Structured figure records:
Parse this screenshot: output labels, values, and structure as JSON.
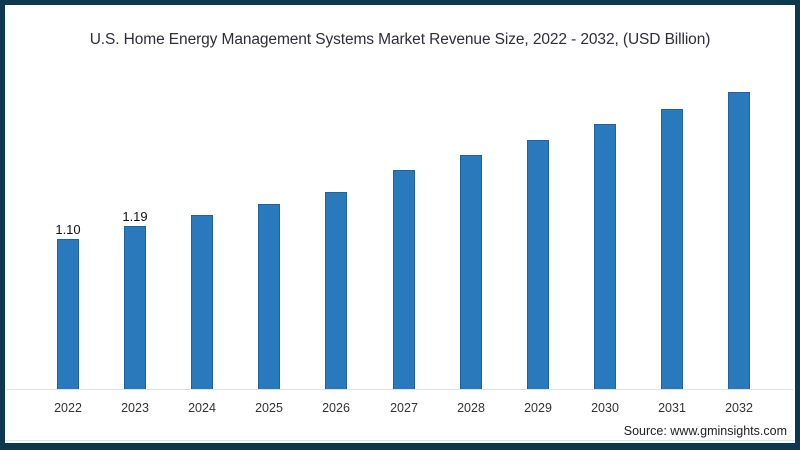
{
  "title": "U.S. Home Energy Management Systems Market Revenue Size, 2022 - 2032, (USD Billion)",
  "source": "Source: www.gminsights.com",
  "chart_data": {
    "type": "bar",
    "title": "U.S. Home Energy Management Systems Market Revenue Size, 2022 - 2032, (USD Billion)",
    "categories": [
      "2022",
      "2023",
      "2024",
      "2025",
      "2026",
      "2027",
      "2028",
      "2029",
      "2030",
      "2031",
      "2032"
    ],
    "values": [
      1.1,
      1.19,
      1.27,
      1.35,
      1.44,
      1.6,
      1.71,
      1.82,
      1.94,
      2.05,
      2.17
    ],
    "data_labels": {
      "2022": "1.10",
      "2023": "1.19"
    },
    "xlabel": "",
    "ylabel": "",
    "ylim": [
      0,
      2.4
    ],
    "grid": false,
    "legend": false,
    "annotation": "Source: www.gminsights.com"
  },
  "colors": {
    "frame_border": "#0e384e",
    "background": "#ffffff",
    "axis_line": "#e0e0e0",
    "title_text": "#2e2e38",
    "tick_text": "#333333",
    "label_text": "#111111",
    "source_text": "#222222",
    "bar_fill": "#2b79bd",
    "bar_edge": "#1d639f"
  }
}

DIRECTIONS FOR THIS TASK: Your task is to pick out every line with the string "Size" and copy it.

SOLUTION:
  "title": "U.S. Home Energy Management Systems Market Revenue Size, 2022 - 2032, (USD Billion)",
    "title": "U.S. Home Energy Management Systems Market Revenue Size, 2022 - 2032, (USD Billion)",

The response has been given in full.